WHAT YOU WILL DO: Filter out everything except lines holding "content".

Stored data
=-=-=-=-=

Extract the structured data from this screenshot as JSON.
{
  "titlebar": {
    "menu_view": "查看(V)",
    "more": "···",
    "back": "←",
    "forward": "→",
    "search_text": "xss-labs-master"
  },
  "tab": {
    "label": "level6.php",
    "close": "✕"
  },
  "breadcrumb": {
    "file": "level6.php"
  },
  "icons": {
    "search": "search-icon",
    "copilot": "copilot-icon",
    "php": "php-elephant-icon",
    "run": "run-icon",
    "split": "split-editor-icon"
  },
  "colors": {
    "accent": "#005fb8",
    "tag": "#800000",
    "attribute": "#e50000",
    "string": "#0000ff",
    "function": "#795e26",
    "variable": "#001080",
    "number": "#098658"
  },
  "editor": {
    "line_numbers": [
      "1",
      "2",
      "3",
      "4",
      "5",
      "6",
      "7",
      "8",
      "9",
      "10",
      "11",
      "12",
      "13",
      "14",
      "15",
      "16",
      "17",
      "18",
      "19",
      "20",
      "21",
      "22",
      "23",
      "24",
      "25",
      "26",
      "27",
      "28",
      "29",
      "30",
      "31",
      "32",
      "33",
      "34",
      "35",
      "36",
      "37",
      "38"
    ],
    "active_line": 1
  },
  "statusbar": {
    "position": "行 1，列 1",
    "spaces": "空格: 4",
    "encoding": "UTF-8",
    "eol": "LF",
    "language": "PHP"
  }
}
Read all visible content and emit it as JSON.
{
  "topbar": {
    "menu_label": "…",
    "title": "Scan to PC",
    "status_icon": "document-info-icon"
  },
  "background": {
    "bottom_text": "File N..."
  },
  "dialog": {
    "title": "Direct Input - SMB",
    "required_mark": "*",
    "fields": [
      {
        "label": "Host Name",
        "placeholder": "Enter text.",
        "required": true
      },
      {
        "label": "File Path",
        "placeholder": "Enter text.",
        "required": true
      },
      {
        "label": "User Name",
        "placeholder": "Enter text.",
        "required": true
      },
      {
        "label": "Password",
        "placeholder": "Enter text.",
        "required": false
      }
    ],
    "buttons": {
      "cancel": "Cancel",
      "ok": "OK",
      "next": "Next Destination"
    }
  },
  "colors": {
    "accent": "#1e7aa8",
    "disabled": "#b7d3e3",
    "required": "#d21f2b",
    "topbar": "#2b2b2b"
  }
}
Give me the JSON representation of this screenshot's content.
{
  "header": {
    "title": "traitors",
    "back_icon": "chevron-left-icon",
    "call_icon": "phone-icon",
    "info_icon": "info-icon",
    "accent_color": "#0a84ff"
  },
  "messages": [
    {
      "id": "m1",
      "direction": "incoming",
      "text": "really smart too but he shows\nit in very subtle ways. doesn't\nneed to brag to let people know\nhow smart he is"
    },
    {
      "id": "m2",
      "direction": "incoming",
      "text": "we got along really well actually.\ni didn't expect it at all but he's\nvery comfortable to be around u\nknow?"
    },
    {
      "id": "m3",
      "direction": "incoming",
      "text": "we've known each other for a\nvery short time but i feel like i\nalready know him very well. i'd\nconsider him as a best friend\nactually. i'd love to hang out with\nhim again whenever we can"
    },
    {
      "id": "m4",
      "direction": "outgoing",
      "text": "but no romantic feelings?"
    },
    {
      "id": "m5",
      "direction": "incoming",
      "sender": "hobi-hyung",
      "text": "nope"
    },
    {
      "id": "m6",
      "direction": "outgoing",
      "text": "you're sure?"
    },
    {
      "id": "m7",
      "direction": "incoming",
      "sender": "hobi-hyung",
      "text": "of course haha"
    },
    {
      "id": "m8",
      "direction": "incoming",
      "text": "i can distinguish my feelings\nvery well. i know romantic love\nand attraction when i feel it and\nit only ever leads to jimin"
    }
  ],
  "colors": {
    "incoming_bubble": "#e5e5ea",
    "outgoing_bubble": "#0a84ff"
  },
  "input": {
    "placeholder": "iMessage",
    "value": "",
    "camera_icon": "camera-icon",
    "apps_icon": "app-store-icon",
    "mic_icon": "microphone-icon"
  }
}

=-=-=-=-=

RESPONSE TO THE TASK:
Read all visible content and emit it as JSON.
Give me the JSON representation of this screenshot's content.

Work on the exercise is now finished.